_RECORD EXTRACTS:_
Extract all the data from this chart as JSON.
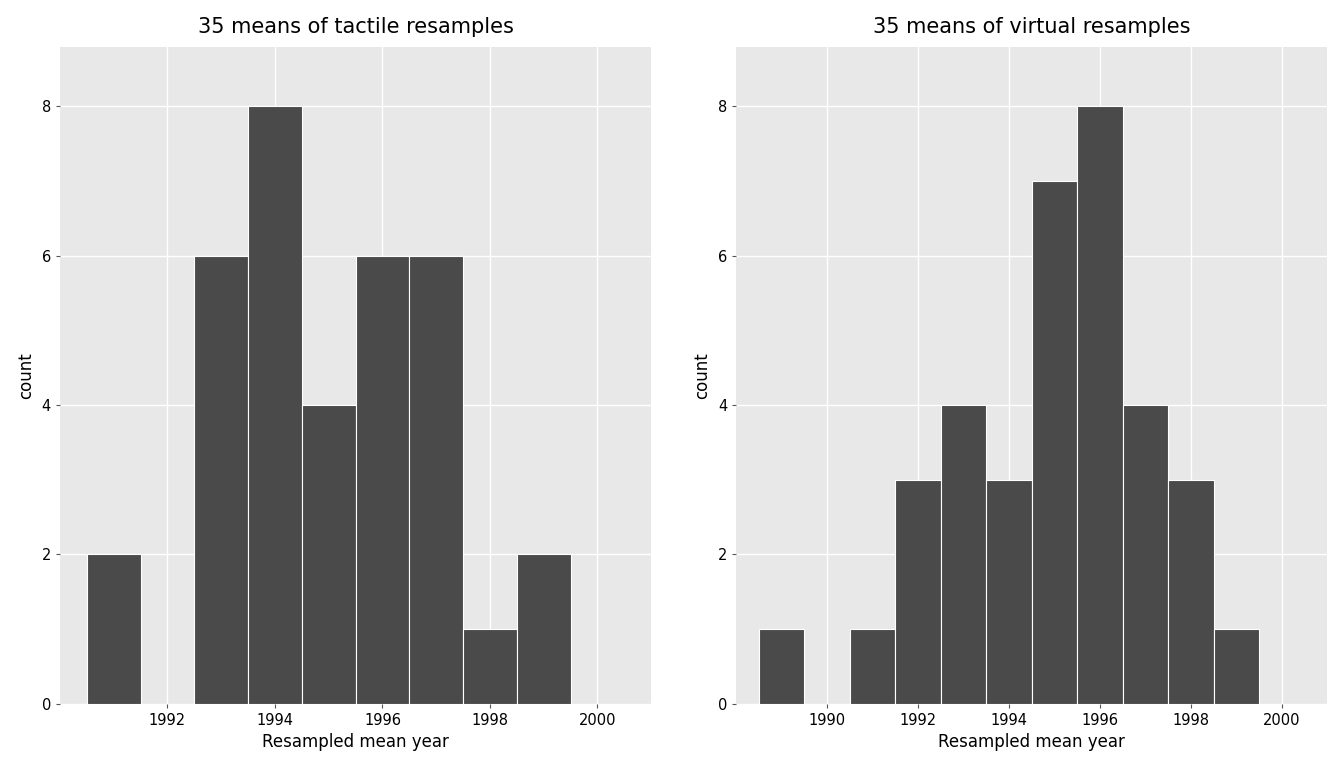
{
  "left_title": "35 means of tactile resamples",
  "right_title": "35 means of virtual resamples",
  "xlabel": "Resampled mean year",
  "ylabel": "count",
  "bar_color": "#4a4a4a",
  "background_color": "#e8e8e8",
  "grid_color": "#ffffff",
  "left_bars": {
    "x": [
      1991,
      1993,
      1994,
      1995,
      1996,
      1997,
      1998,
      1999
    ],
    "height": [
      2,
      6,
      8,
      4,
      6,
      6,
      1,
      2
    ]
  },
  "right_bars": {
    "x": [
      1989,
      1991,
      1992,
      1993,
      1994,
      1995,
      1996,
      1997,
      1998,
      1999
    ],
    "height": [
      1,
      1,
      3,
      4,
      3,
      7,
      8,
      4,
      3,
      1
    ]
  },
  "left_xlim": [
    1990.0,
    2001.0
  ],
  "right_xlim": [
    1988.0,
    2001.0
  ],
  "ylim": [
    0,
    8.8
  ],
  "yticks": [
    0,
    2,
    4,
    6,
    8
  ],
  "left_xticks": [
    1992,
    1994,
    1996,
    1998,
    2000
  ],
  "right_xticks": [
    1990,
    1992,
    1994,
    1996,
    1998,
    2000
  ],
  "bar_width": 1.0,
  "title_fontsize": 15,
  "axis_label_fontsize": 12,
  "tick_fontsize": 10.5,
  "fig_facecolor": "#ffffff"
}
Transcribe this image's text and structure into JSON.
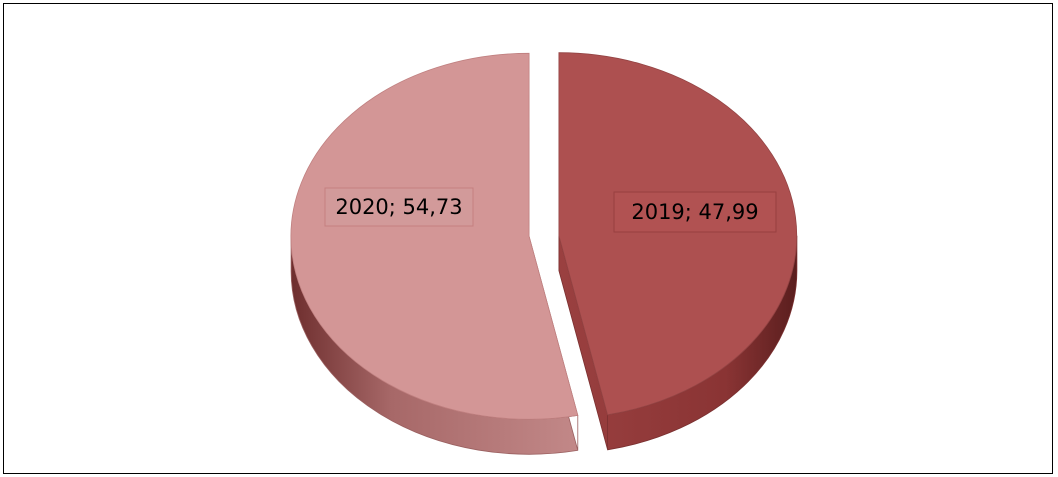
{
  "chart_data": {
    "type": "pie",
    "title": "",
    "three_d": true,
    "exploded": true,
    "categories": [
      "2019",
      "2020"
    ],
    "values": [
      47.99,
      54.73
    ],
    "data_labels": [
      "2019; 47,99",
      "2020; 54,73"
    ],
    "colors": {
      "2019": "#ad5050",
      "2020": "#d39696"
    },
    "legend": "none"
  }
}
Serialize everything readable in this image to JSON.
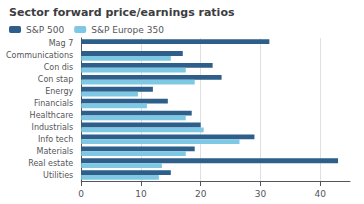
{
  "chart_data": {
    "type": "bar",
    "orientation": "horizontal",
    "title": "Sector forward price/earnings ratios",
    "categories": [
      "Mag 7",
      "Communications",
      "Con dis",
      "Con stap",
      "Energy",
      "Financials",
      "Healthcare",
      "Industrials",
      "Info tech",
      "Materials",
      "Real estate",
      "Utilities"
    ],
    "series": [
      {
        "name": "S&P 500",
        "color": "#2d5f8a",
        "values": [
          31.5,
          17.0,
          22.0,
          23.5,
          12.0,
          14.5,
          18.5,
          20.0,
          29.0,
          19.0,
          43.0,
          15.0
        ]
      },
      {
        "name": "S&P Europe 350",
        "color": "#7ec8e3",
        "values": [
          0,
          15.0,
          17.5,
          19.0,
          9.5,
          11.0,
          17.5,
          20.5,
          26.5,
          17.5,
          13.5,
          13.0
        ]
      }
    ],
    "xlim": [
      0,
      45
    ],
    "xticks": [
      0,
      10,
      20,
      30,
      40
    ],
    "grid": true,
    "legend": "upper left"
  }
}
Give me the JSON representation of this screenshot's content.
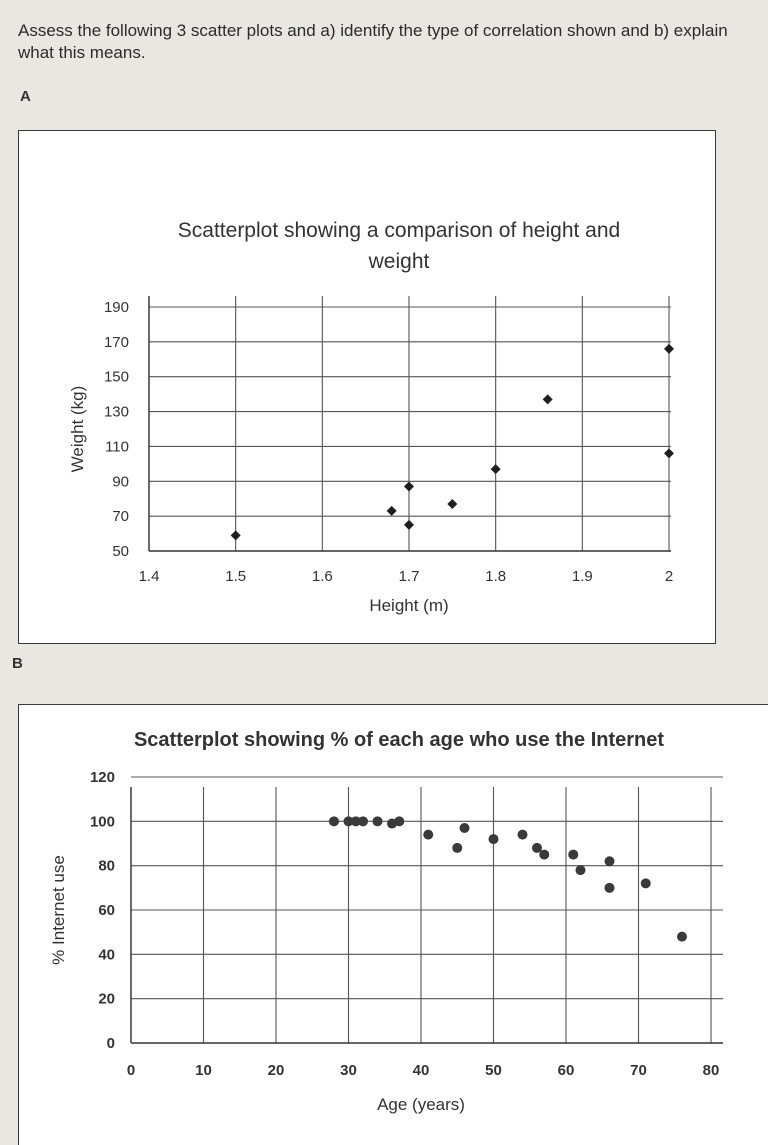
{
  "instructions": "Assess the following 3 scatter plots and a) identify the type of correlation shown and b) explain what this means.",
  "section_labels": {
    "a": "A",
    "b": "B"
  },
  "chart_data": [
    {
      "type": "scatter",
      "title": "Scatterplot showing a comparison of height and weight",
      "xlabel": "Height (m)",
      "ylabel": "Weight (kg)",
      "xlim": [
        1.4,
        2.0
      ],
      "ylim": [
        50,
        190
      ],
      "x_ticks": [
        "1.4",
        "1.5",
        "1.6",
        "1.7",
        "1.8",
        "1.9",
        "2"
      ],
      "y_ticks": [
        "190",
        "170",
        "150",
        "130",
        "110",
        "90",
        "70",
        "50"
      ],
      "grid": true,
      "marker": "diamond",
      "points": [
        {
          "x": 1.5,
          "y": 59
        },
        {
          "x": 1.68,
          "y": 73
        },
        {
          "x": 1.7,
          "y": 65
        },
        {
          "x": 1.7,
          "y": 87
        },
        {
          "x": 1.75,
          "y": 77
        },
        {
          "x": 1.8,
          "y": 97
        },
        {
          "x": 1.86,
          "y": 137
        },
        {
          "x": 2.0,
          "y": 166
        },
        {
          "x": 2.0,
          "y": 106
        }
      ]
    },
    {
      "type": "scatter",
      "title": "Scatterplot showing % of each age who use the Internet",
      "xlabel": "Age (years)",
      "ylabel": "% Internet use",
      "xlim": [
        0,
        80
      ],
      "ylim": [
        0,
        120
      ],
      "x_ticks": [
        "0",
        "10",
        "20",
        "30",
        "40",
        "50",
        "60",
        "70",
        "80"
      ],
      "y_ticks": [
        "120",
        "100",
        "80",
        "60",
        "40",
        "20",
        "0"
      ],
      "grid": true,
      "marker": "circle",
      "points": [
        {
          "x": 28,
          "y": 100
        },
        {
          "x": 30,
          "y": 100
        },
        {
          "x": 31,
          "y": 100
        },
        {
          "x": 32,
          "y": 100
        },
        {
          "x": 34,
          "y": 100
        },
        {
          "x": 36,
          "y": 99
        },
        {
          "x": 37,
          "y": 100
        },
        {
          "x": 41,
          "y": 94
        },
        {
          "x": 45,
          "y": 88
        },
        {
          "x": 46,
          "y": 97
        },
        {
          "x": 50,
          "y": 92
        },
        {
          "x": 54,
          "y": 94
        },
        {
          "x": 56,
          "y": 88
        },
        {
          "x": 57,
          "y": 85
        },
        {
          "x": 61,
          "y": 85
        },
        {
          "x": 62,
          "y": 78
        },
        {
          "x": 66,
          "y": 82
        },
        {
          "x": 66,
          "y": 70
        },
        {
          "x": 71,
          "y": 72
        },
        {
          "x": 76,
          "y": 48
        }
      ]
    }
  ]
}
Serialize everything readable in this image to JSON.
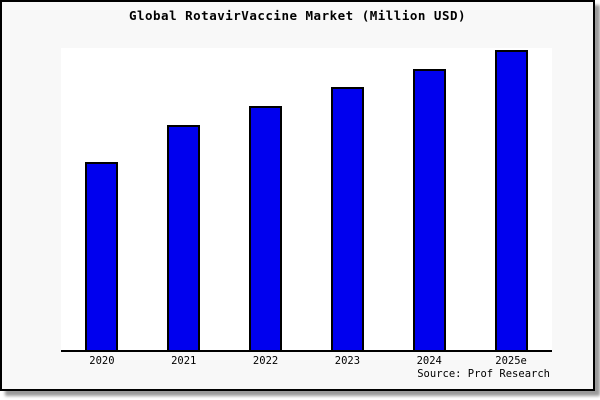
{
  "title": "Global RotavirVaccine Market (Million USD)",
  "source": "Source: Prof Research",
  "colors": {
    "figure_bg": "#f8f8f8",
    "plot_bg": "#ffffff",
    "bar_fill": "#0000ee",
    "bar_edge": "#000000",
    "frame_border": "#000000",
    "axis_line": "#000000",
    "shadow": "#9a9a9a",
    "text": "#000000"
  },
  "chart_data": {
    "type": "bar",
    "title": "Global RotavirVaccine Market (Million USD)",
    "categories": [
      "2020",
      "2021",
      "2022",
      "2023",
      "2024",
      "2025e"
    ],
    "values": [
      188,
      225,
      244,
      263,
      281,
      300
    ],
    "values_note": "no y-axis ticks or data labels are shown in the image; values are relative bar heights in pixels",
    "ylim": [
      0,
      302
    ],
    "xlabel": "",
    "ylabel": "",
    "grid": false,
    "y_axis_visible": false,
    "legend": null,
    "annotation": "Source: Prof Research"
  }
}
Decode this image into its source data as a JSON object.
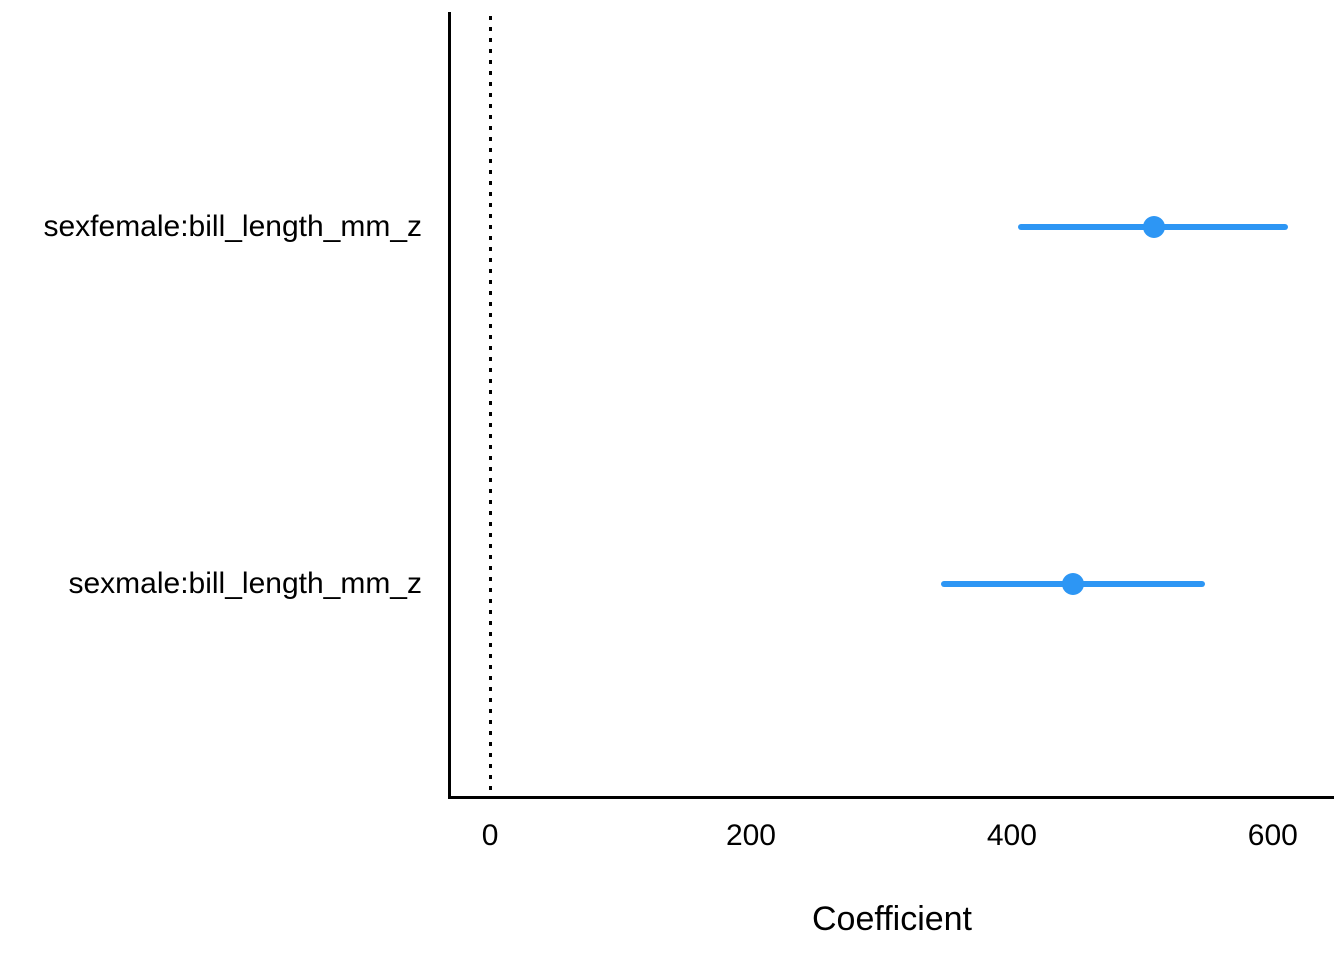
{
  "chart_data": {
    "type": "scatter",
    "subtype": "coefficient-dot-whisker",
    "title": "",
    "xlabel": "Coefficient",
    "ylabel": "",
    "x_ticks": [
      "0",
      "200",
      "400",
      "600"
    ],
    "x_tick_values": [
      0,
      200,
      400,
      600
    ],
    "xlim": [
      -30.7,
      646.9
    ],
    "grid": false,
    "legend": "none",
    "reference_line": {
      "x": 0,
      "style": "dotted",
      "color": "#000000"
    },
    "rows": [
      {
        "label": "sexfemale:bill_length_mm_z",
        "estimate": 509,
        "ci_low": 405,
        "ci_high": 612,
        "y_frac": 0.2727
      },
      {
        "label": "sexmale:bill_length_mm_z",
        "estimate": 447,
        "ci_low": 346,
        "ci_high": 548,
        "y_frac": 0.7273
      }
    ],
    "colors": {
      "point": "#2D96F4",
      "interval": "#2D96F4",
      "axis": "#000000",
      "text": "#000000",
      "background": "#FFFFFF"
    }
  }
}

_WHAT TO PRODUCE:_ Reproduce each line word for word and drop the pictures.

_RESULT OF THIS EXERCISE:_
Extract all the data from this chart as JSON.
{
  "left_title": "35 means of tactile resamples",
  "right_title": "35 means of virtual resamples",
  "xlabel": "Resampled mean year",
  "ylabel": "count",
  "bar_color": "#4a4a4a",
  "background_color": "#e8e8e8",
  "grid_color": "#ffffff",
  "left_bars": {
    "x": [
      1991,
      1993,
      1994,
      1995,
      1996,
      1997,
      1998,
      1999
    ],
    "height": [
      2,
      6,
      8,
      4,
      6,
      6,
      1,
      2
    ]
  },
  "right_bars": {
    "x": [
      1989,
      1991,
      1992,
      1993,
      1994,
      1995,
      1996,
      1997,
      1998,
      1999
    ],
    "height": [
      1,
      1,
      3,
      4,
      3,
      7,
      8,
      4,
      3,
      1
    ]
  },
  "left_xlim": [
    1990.0,
    2001.0
  ],
  "right_xlim": [
    1988.0,
    2001.0
  ],
  "ylim": [
    0,
    8.8
  ],
  "yticks": [
    0,
    2,
    4,
    6,
    8
  ],
  "left_xticks": [
    1992,
    1994,
    1996,
    1998,
    2000
  ],
  "right_xticks": [
    1990,
    1992,
    1994,
    1996,
    1998,
    2000
  ],
  "bar_width": 1.0,
  "title_fontsize": 15,
  "axis_label_fontsize": 12,
  "tick_fontsize": 10.5,
  "fig_facecolor": "#ffffff"
}
Transcribe this image's text and structure into JSON.
{
  "chart_data": {
    "type": "pie",
    "title": "",
    "three_d": true,
    "exploded": true,
    "categories": [
      "2019",
      "2020"
    ],
    "values": [
      47.99,
      54.73
    ],
    "data_labels": [
      "2019; 47,99",
      "2020; 54,73"
    ],
    "colors": {
      "2019": "#ad5050",
      "2020": "#d39696"
    },
    "legend": "none"
  }
}
Serialize everything readable in this image to JSON.
{
  "chart_data": {
    "type": "bar",
    "orientation": "horizontal",
    "title": "Sector forward price/earnings ratios",
    "categories": [
      "Mag 7",
      "Communications",
      "Con dis",
      "Con stap",
      "Energy",
      "Financials",
      "Healthcare",
      "Industrials",
      "Info tech",
      "Materials",
      "Real estate",
      "Utilities"
    ],
    "series": [
      {
        "name": "S&P 500",
        "color": "#2d5f8a",
        "values": [
          31.5,
          17.0,
          22.0,
          23.5,
          12.0,
          14.5,
          18.5,
          20.0,
          29.0,
          19.0,
          43.0,
          15.0
        ]
      },
      {
        "name": "S&P Europe 350",
        "color": "#7ec8e3",
        "values": [
          0,
          15.0,
          17.5,
          19.0,
          9.5,
          11.0,
          17.5,
          20.5,
          26.5,
          17.5,
          13.5,
          13.0
        ]
      }
    ],
    "xlim": [
      0,
      45
    ],
    "xticks": [
      0,
      10,
      20,
      30,
      40
    ],
    "grid": true,
    "legend": "upper left"
  }
}
Give me the JSON representation of this screenshot's content.
{
  "instructions": "Assess the following 3 scatter plots and a) identify the type of correlation shown and b) explain what this means.",
  "section_labels": {
    "a": "A",
    "b": "B"
  },
  "chart_data": [
    {
      "type": "scatter",
      "title": "Scatterplot showing a comparison of height and weight",
      "xlabel": "Height (m)",
      "ylabel": "Weight (kg)",
      "xlim": [
        1.4,
        2.0
      ],
      "ylim": [
        50,
        190
      ],
      "x_ticks": [
        "1.4",
        "1.5",
        "1.6",
        "1.7",
        "1.8",
        "1.9",
        "2"
      ],
      "y_ticks": [
        "190",
        "170",
        "150",
        "130",
        "110",
        "90",
        "70",
        "50"
      ],
      "grid": true,
      "marker": "diamond",
      "points": [
        {
          "x": 1.5,
          "y": 59
        },
        {
          "x": 1.68,
          "y": 73
        },
        {
          "x": 1.7,
          "y": 65
        },
        {
          "x": 1.7,
          "y": 87
        },
        {
          "x": 1.75,
          "y": 77
        },
        {
          "x": 1.8,
          "y": 97
        },
        {
          "x": 1.86,
          "y": 137
        },
        {
          "x": 2.0,
          "y": 166
        },
        {
          "x": 2.0,
          "y": 106
        }
      ]
    },
    {
      "type": "scatter",
      "title": "Scatterplot showing % of each age who use the Internet",
      "xlabel": "Age (years)",
      "ylabel": "% Internet use",
      "xlim": [
        0,
        80
      ],
      "ylim": [
        0,
        120
      ],
      "x_ticks": [
        "0",
        "10",
        "20",
        "30",
        "40",
        "50",
        "60",
        "70",
        "80"
      ],
      "y_ticks": [
        "120",
        "100",
        "80",
        "60",
        "40",
        "20",
        "0"
      ],
      "grid": true,
      "marker": "circle",
      "points": [
        {
          "x": 28,
          "y": 100
        },
        {
          "x": 30,
          "y": 100
        },
        {
          "x": 31,
          "y": 100
        },
        {
          "x": 32,
          "y": 100
        },
        {
          "x": 34,
          "y": 100
        },
        {
          "x": 36,
          "y": 99
        },
        {
          "x": 37,
          "y": 100
        },
        {
          "x": 41,
          "y": 94
        },
        {
          "x": 45,
          "y": 88
        },
        {
          "x": 46,
          "y": 97
        },
        {
          "x": 50,
          "y": 92
        },
        {
          "x": 54,
          "y": 94
        },
        {
          "x": 56,
          "y": 88
        },
        {
          "x": 57,
          "y": 85
        },
        {
          "x": 61,
          "y": 85
        },
        {
          "x": 62,
          "y": 78
        },
        {
          "x": 66,
          "y": 82
        },
        {
          "x": 66,
          "y": 70
        },
        {
          "x": 71,
          "y": 72
        },
        {
          "x": 76,
          "y": 48
        }
      ]
    }
  ]
}
Serialize everything readable in this image to JSON.
{
  "title": "Global RotavirVaccine Market (Million USD)",
  "source": "Source: Prof Research",
  "colors": {
    "figure_bg": "#f8f8f8",
    "plot_bg": "#ffffff",
    "bar_fill": "#0000ee",
    "bar_edge": "#000000",
    "frame_border": "#000000",
    "axis_line": "#000000",
    "shadow": "#9a9a9a",
    "text": "#000000"
  },
  "chart_data": {
    "type": "bar",
    "title": "Global RotavirVaccine Market (Million USD)",
    "categories": [
      "2020",
      "2021",
      "2022",
      "2023",
      "2024",
      "2025e"
    ],
    "values": [
      188,
      225,
      244,
      263,
      281,
      300
    ],
    "values_note": "no y-axis ticks or data labels are shown in the image; values are relative bar heights in pixels",
    "ylim": [
      0,
      302
    ],
    "xlabel": "",
    "ylabel": "",
    "grid": false,
    "y_axis_visible": false,
    "legend": null,
    "annotation": "Source: Prof Research"
  }
}
Decode this image into its source data as a JSON object.
{
  "chart_data": {
    "type": "scatter",
    "subtype": "coefficient-dot-whisker",
    "title": "",
    "xlabel": "Coefficient",
    "ylabel": "",
    "x_ticks": [
      "0",
      "200",
      "400",
      "600"
    ],
    "x_tick_values": [
      0,
      200,
      400,
      600
    ],
    "xlim": [
      -30.7,
      646.9
    ],
    "grid": false,
    "legend": "none",
    "reference_line": {
      "x": 0,
      "style": "dotted",
      "color": "#000000"
    },
    "rows": [
      {
        "label": "sexfemale:bill_length_mm_z",
        "estimate": 509,
        "ci_low": 405,
        "ci_high": 612,
        "y_frac": 0.2727
      },
      {
        "label": "sexmale:bill_length_mm_z",
        "estimate": 447,
        "ci_low": 346,
        "ci_high": 548,
        "y_frac": 0.7273
      }
    ],
    "colors": {
      "point": "#2D96F4",
      "interval": "#2D96F4",
      "axis": "#000000",
      "text": "#000000",
      "background": "#FFFFFF"
    }
  }
}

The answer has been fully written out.